**What you should do:**
Exclude all pictures, then copy each of the records exactly as written.

━━ Dataset records ━━

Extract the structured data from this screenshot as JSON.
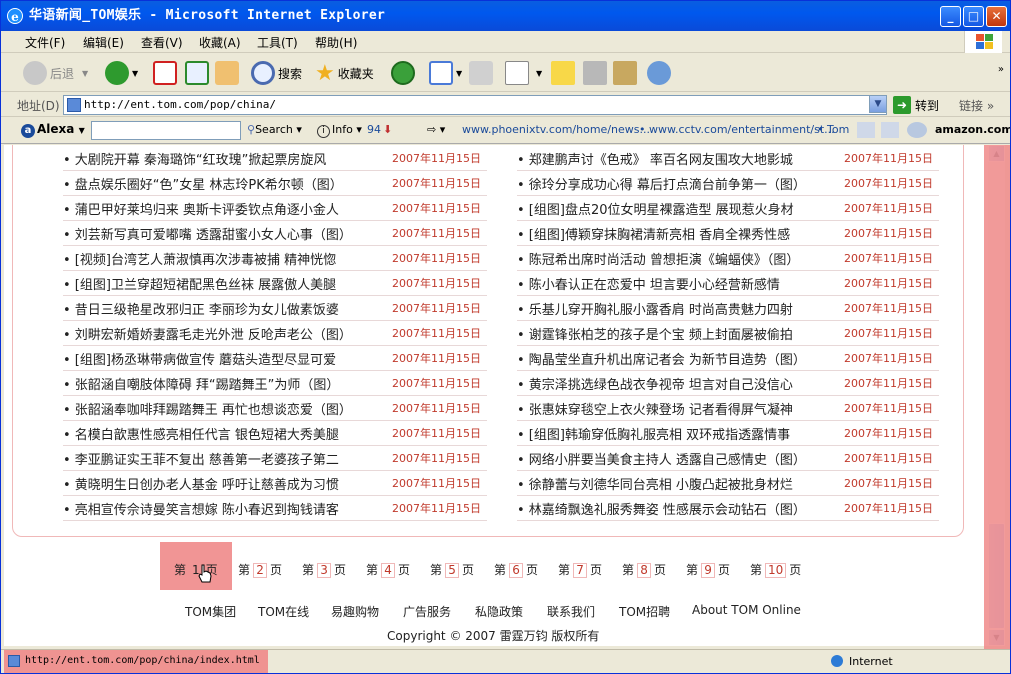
{
  "window": {
    "title": "华语新闻_TOM娱乐 - Microsoft Internet Explorer",
    "minimize": "_",
    "maximize": "□",
    "close": "✕"
  },
  "menu": [
    "文件(F)",
    "编辑(E)",
    "查看(V)",
    "收藏(A)",
    "工具(T)",
    "帮助(H)"
  ],
  "toolbar": {
    "back": "后退",
    "search": "搜索",
    "favorites": "收藏夹"
  },
  "address": {
    "label": "地址(D)",
    "url": "http://ent.tom.com/pop/china/",
    "go": "转到",
    "links": "链接"
  },
  "alexa": {
    "logo": "Alexa",
    "search": "Search",
    "info": "Info",
    "count": "94",
    "link1": "www.phoenixtv.com/home/news...",
    "link2": "www.cctv.com/entertainment/st...",
    "link3": "Tom",
    "amazon": "amazon.com."
  },
  "news_left": [
    {
      "title": "• 大剧院开幕  秦海璐饰“红玫瑰”掀起票房旋风",
      "date": "2007年11月15日"
    },
    {
      "title": "• 盘点娱乐圈好“色”女星  林志玲PK希尔顿（图）",
      "date": "2007年11月15日"
    },
    {
      "title": "• 蒲巴甲好莱坞归来  奥斯卡评委钦点角逐小金人",
      "date": "2007年11月15日"
    },
    {
      "title": "• 刘芸新写真可爱嘟嘴  透露甜蜜小女人心事（图）",
      "date": "2007年11月15日"
    },
    {
      "title": "• [视频]台湾艺人萧淑慎再次涉毒被捕  精神恍惚",
      "date": "2007年11月15日"
    },
    {
      "title": "• [组图]卫兰穿超短裙配黑色丝袜  展露傲人美腿",
      "date": "2007年11月15日"
    },
    {
      "title": "• 昔日三级艳星改邪归正  李丽珍为女儿做素饭婆",
      "date": "2007年11月15日"
    },
    {
      "title": "• 刘畊宏新婚娇妻露毛走光外泄  反呛声老公（图）",
      "date": "2007年11月15日"
    },
    {
      "title": "• [组图]杨丞琳带病做宣传  蘑菇头造型尽显可爱",
      "date": "2007年11月15日"
    },
    {
      "title": "• 张韶涵自嘲肢体障碍  拜“踢踏舞王”为师（图）",
      "date": "2007年11月15日"
    },
    {
      "title": "• 张韶涵奉咖啡拜踢踏舞王  再忙也想谈恋爱（图）",
      "date": "2007年11月15日"
    },
    {
      "title": "• 名模白歆惠性感亮相任代言  银色短裙大秀美腿",
      "date": "2007年11月15日"
    },
    {
      "title": "• 李亚鹏证实王菲不复出  慈善第一老婆孩子第二",
      "date": "2007年11月15日"
    },
    {
      "title": "• 黄晓明生日创办老人基金  呼吁让慈善成为习惯",
      "date": "2007年11月15日"
    },
    {
      "title": "• 亮相宣传佘诗曼笑言想嫁  陈小春迟到掏钱请客",
      "date": "2007年11月15日"
    }
  ],
  "news_right": [
    {
      "title": "• 郑建鹏声讨《色戒》  率百名网友围攻大地影城",
      "date": "2007年11月15日"
    },
    {
      "title": "• 徐玲分享成功心得  幕后打点滴台前争第一（图）",
      "date": "2007年11月15日"
    },
    {
      "title": "• [组图]盘点20位女明星裸露造型  展现惹火身材",
      "date": "2007年11月15日"
    },
    {
      "title": "• [组图]傅颖穿抹胸裙清新亮相  香肩全裸秀性感",
      "date": "2007年11月15日"
    },
    {
      "title": "• 陈冠希出席时尚活动  曾想拒演《蝙蝠侠》（图）",
      "date": "2007年11月15日"
    },
    {
      "title": "• 陈小春认正在恋爱中  坦言要小心经营新感情",
      "date": "2007年11月15日"
    },
    {
      "title": "• 乐基儿穿开胸礼服小露香肩  时尚高贵魅力四射",
      "date": "2007年11月15日"
    },
    {
      "title": "• 谢霆锋张柏芝的孩子是个宝  频上封面屡被偷拍",
      "date": "2007年11月15日"
    },
    {
      "title": "• 陶晶莹坐直升机出席记者会  为新节目造势（图）",
      "date": "2007年11月15日"
    },
    {
      "title": "• 黄宗泽挑选绿色战衣争视帝  坦言对自己没信心",
      "date": "2007年11月15日"
    },
    {
      "title": "• 张惠妹穿毯空上衣火辣登场  记者看得屏气凝神",
      "date": "2007年11月15日"
    },
    {
      "title": "• [组图]韩瑜穿低胸礼服亮相  双环戒指透露情事",
      "date": "2007年11月15日"
    },
    {
      "title": "• 网络小胖要当美食主持人  透露自己感情史（图）",
      "date": "2007年11月15日"
    },
    {
      "title": "• 徐静蕾与刘德华同台亮相  小腹凸起被批身材烂",
      "date": "2007年11月15日"
    },
    {
      "title": "• 林嘉绮飘逸礼服秀舞姿  性感展示会动钻石（图）",
      "date": "2007年11月15日"
    }
  ],
  "pager": {
    "prefix": "第",
    "suffix": "页",
    "pages": [
      "1",
      "2",
      "3",
      "4",
      "5",
      "6",
      "7",
      "8",
      "9",
      "10"
    ]
  },
  "footer": {
    "links": [
      "TOM集团",
      "TOM在线",
      "易趣购物",
      "广告服务",
      "私隐政策",
      "联系我们",
      "TOM招聘",
      "About TOM Online"
    ],
    "copyright": "Copyright © 2007  雷霆万钧  版权所有"
  },
  "status": {
    "url": "http://ent.tom.com/pop/china/index.html",
    "zone": "Internet"
  },
  "colors": {
    "accent": "#c0392b",
    "highlight": "#f08a8a",
    "border": "#f0b8b8"
  }
}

━━━

**Written response:**
Extract the structured data from this screenshot as JSON.
{
  "window": {
    "title": "华语新闻_TOM娱乐 - Microsoft Internet Explorer",
    "minimize": "_",
    "maximize": "□",
    "close": "✕"
  },
  "menu": [
    "文件(F)",
    "编辑(E)",
    "查看(V)",
    "收藏(A)",
    "工具(T)",
    "帮助(H)"
  ],
  "toolbar": {
    "back": "后退",
    "search": "搜索",
    "favorites": "收藏夹"
  },
  "address": {
    "label": "地址(D)",
    "url": "http://ent.tom.com/pop/china/",
    "go": "转到",
    "links": "链接"
  },
  "alexa": {
    "logo": "Alexa",
    "search": "Search",
    "info": "Info",
    "count": "94",
    "link1": "www.phoenixtv.com/home/news...",
    "link2": "www.cctv.com/entertainment/st...",
    "link3": "Tom",
    "amazon": "amazon.com."
  },
  "news_left": [
    {
      "title": "• 大剧院开幕  秦海璐饰“红玫瑰”掀起票房旋风",
      "date": "2007年11月15日"
    },
    {
      "title": "• 盘点娱乐圈好“色”女星  林志玲PK希尔顿（图）",
      "date": "2007年11月15日"
    },
    {
      "title": "• 蒲巴甲好莱坞归来  奥斯卡评委钦点角逐小金人",
      "date": "2007年11月15日"
    },
    {
      "title": "• 刘芸新写真可爱嘟嘴  透露甜蜜小女人心事（图）",
      "date": "2007年11月15日"
    },
    {
      "title": "• [视频]台湾艺人萧淑慎再次涉毒被捕  精神恍惚",
      "date": "2007年11月15日"
    },
    {
      "title": "• [组图]卫兰穿超短裙配黑色丝袜  展露傲人美腿",
      "date": "2007年11月15日"
    },
    {
      "title": "• 昔日三级艳星改邪归正  李丽珍为女儿做素饭婆",
      "date": "2007年11月15日"
    },
    {
      "title": "• 刘畊宏新婚娇妻露毛走光外泄  反呛声老公（图）",
      "date": "2007年11月15日"
    },
    {
      "title": "• [组图]杨丞琳带病做宣传  蘑菇头造型尽显可爱",
      "date": "2007年11月15日"
    },
    {
      "title": "• 张韶涵自嘲肢体障碍  拜“踢踏舞王”为师（图）",
      "date": "2007年11月15日"
    },
    {
      "title": "• 张韶涵奉咖啡拜踢踏舞王  再忙也想谈恋爱（图）",
      "date": "2007年11月15日"
    },
    {
      "title": "• 名模白歆惠性感亮相任代言  银色短裙大秀美腿",
      "date": "2007年11月15日"
    },
    {
      "title": "• 李亚鹏证实王菲不复出  慈善第一老婆孩子第二",
      "date": "2007年11月15日"
    },
    {
      "title": "• 黄晓明生日创办老人基金  呼吁让慈善成为习惯",
      "date": "2007年11月15日"
    },
    {
      "title": "• 亮相宣传佘诗曼笑言想嫁  陈小春迟到掏钱请客",
      "date": "2007年11月15日"
    }
  ],
  "news_right": [
    {
      "title": "• 郑建鹏声讨《色戒》  率百名网友围攻大地影城",
      "date": "2007年11月15日"
    },
    {
      "title": "• 徐玲分享成功心得  幕后打点滴台前争第一（图）",
      "date": "2007年11月15日"
    },
    {
      "title": "• [组图]盘点20位女明星裸露造型  展现惹火身材",
      "date": "2007年11月15日"
    },
    {
      "title": "• [组图]傅颖穿抹胸裙清新亮相  香肩全裸秀性感",
      "date": "2007年11月15日"
    },
    {
      "title": "• 陈冠希出席时尚活动  曾想拒演《蝙蝠侠》（图）",
      "date": "2007年11月15日"
    },
    {
      "title": "• 陈小春认正在恋爱中  坦言要小心经营新感情",
      "date": "2007年11月15日"
    },
    {
      "title": "• 乐基儿穿开胸礼服小露香肩  时尚高贵魅力四射",
      "date": "2007年11月15日"
    },
    {
      "title": "• 谢霆锋张柏芝的孩子是个宝  频上封面屡被偷拍",
      "date": "2007年11月15日"
    },
    {
      "title": "• 陶晶莹坐直升机出席记者会  为新节目造势（图）",
      "date": "2007年11月15日"
    },
    {
      "title": "• 黄宗泽挑选绿色战衣争视帝  坦言对自己没信心",
      "date": "2007年11月15日"
    },
    {
      "title": "• 张惠妹穿毯空上衣火辣登场  记者看得屏气凝神",
      "date": "2007年11月15日"
    },
    {
      "title": "• [组图]韩瑜穿低胸礼服亮相  双环戒指透露情事",
      "date": "2007年11月15日"
    },
    {
      "title": "• 网络小胖要当美食主持人  透露自己感情史（图）",
      "date": "2007年11月15日"
    },
    {
      "title": "• 徐静蕾与刘德华同台亮相  小腹凸起被批身材烂",
      "date": "2007年11月15日"
    },
    {
      "title": "• 林嘉绮飘逸礼服秀舞姿  性感展示会动钻石（图）",
      "date": "2007年11月15日"
    }
  ],
  "pager": {
    "prefix": "第",
    "suffix": "页",
    "pages": [
      "1",
      "2",
      "3",
      "4",
      "5",
      "6",
      "7",
      "8",
      "9",
      "10"
    ]
  },
  "footer": {
    "links": [
      "TOM集团",
      "TOM在线",
      "易趣购物",
      "广告服务",
      "私隐政策",
      "联系我们",
      "TOM招聘",
      "About TOM Online"
    ],
    "copyright": "Copyright © 2007  雷霆万钧  版权所有"
  },
  "status": {
    "url": "http://ent.tom.com/pop/china/index.html",
    "zone": "Internet"
  },
  "colors": {
    "accent": "#c0392b",
    "highlight": "#f08a8a",
    "border": "#f0b8b8"
  }
}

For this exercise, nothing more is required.